» Objective:
Pictures are not part of the copy; repeat everything else in the records exactly.

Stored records

= = = = = = =

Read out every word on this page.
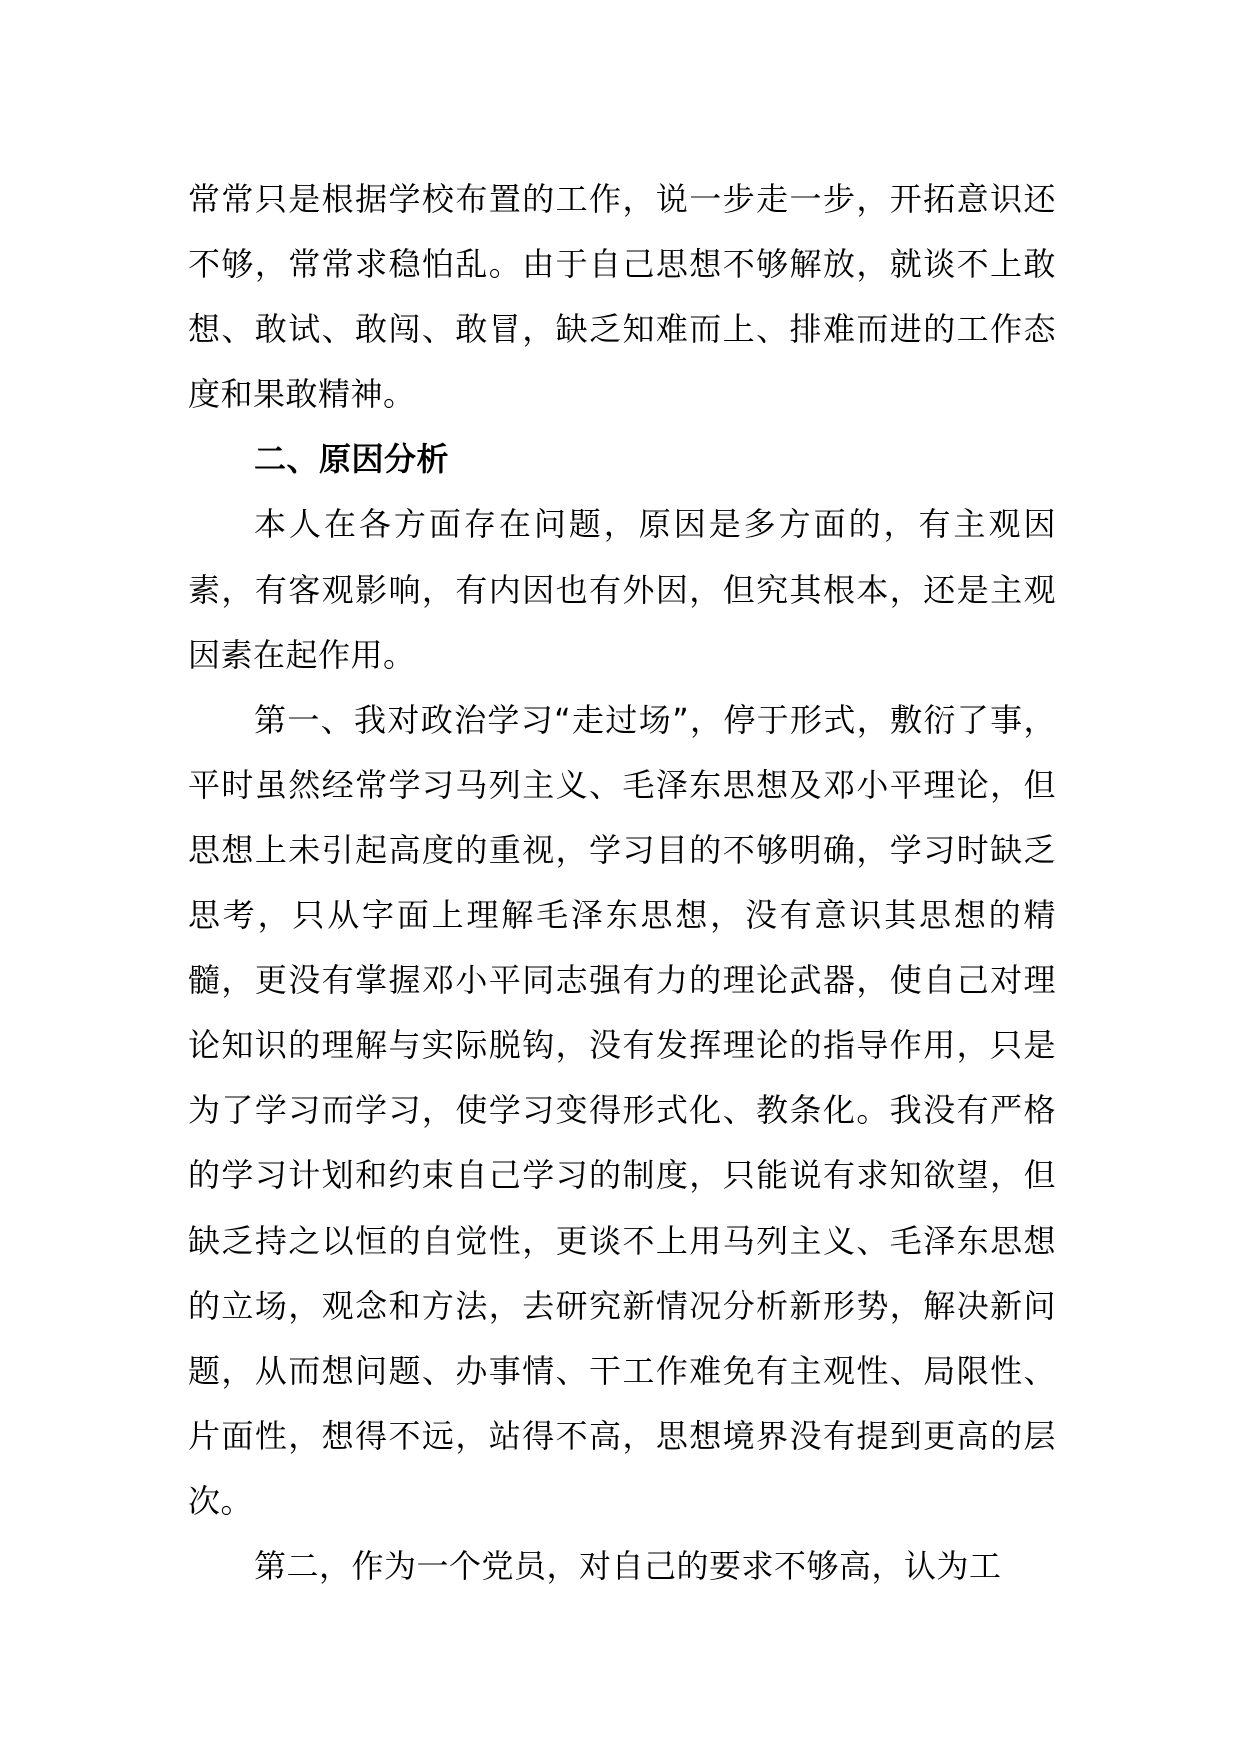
常常只是根据学校布置的工作，说一步走一步，开拓意识还不够，常常求稳怕乱。由于自己思想不够解放，就谈不上敢想、敢试、敢闯、敢冒，缺乏知难而上、排难而进的工作态度和果敢精神。

二、原因分析

本人在各方面存在问题，原因是多方面的，有主观因素，有客观影响，有内因也有外因，但究其根本，还是主观因素在起作用。

第一、我对政治学习“走过场”，停于形式，敷衍了事，平时虽然经常学习马列主义、毛泽东思想及邓小平理论，但思想上未引起高度的重视，学习目的不够明确，学习时缺乏思考，只从字面上理解毛泽东思想，没有意识其思想的精髓，更没有掌握邓小平同志强有力的理论武器，使自己对理论知识的理解与实际脱钩，没有发挥理论的指导作用，只是为了学习而学习，使学习变得形式化、教条化。我没有严格的学习计划和约束自己学习的制度，只能说有求知欲望，但缺乏持之以恒的自觉性，更谈不上用马列主义、毛泽东思想的立场，观念和方法，去研究新情况分析新形势，解决新问题，从而想问题、办事情、干工作难免有主观性、局限性、片面性，想得不远，站得不高，思想境界没有提到更高的层次。

第二，作为一个党员，对自己的要求不够高，认为工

= = = = = = =

» Full output:
Read out every word on this page.
常常只是根据学校布置的工作，说一步走一步，开拓意识还不够，常常求稳怕乱。由于自己思想不够解放，就谈不上敢想、敢试、敢闯、敢冒，缺乏知难而上、排难而进的工作态度和果敢精神。

二、原因分析

本人在各方面存在问题，原因是多方面的，有主观因素，有客观影响，有内因也有外因，但究其根本，还是主观因素在起作用。

第一、我对政治学习“走过场”，停于形式，敷衍了事，平时虽然经常学习马列主义、毛泽东思想及邓小平理论，但思想上未引起高度的重视，学习目的不够明确，学习时缺乏思考，只从字面上理解毛泽东思想，没有意识其思想的精髓，更没有掌握邓小平同志强有力的理论武器，使自己对理论知识的理解与实际脱钩，没有发挥理论的指导作用，只是为了学习而学习，使学习变得形式化、教条化。我没有严格的学习计划和约束自己学习的制度，只能说有求知欲望，但缺乏持之以恒的自觉性，更谈不上用马列主义、毛泽东思想的立场，观念和方法，去研究新情况分析新形势，解决新问题，从而想问题、办事情、干工作难免有主观性、局限性、片面性，想得不远，站得不高，思想境界没有提到更高的层次。

第二，作为一个党员，对自己的要求不够高，认为工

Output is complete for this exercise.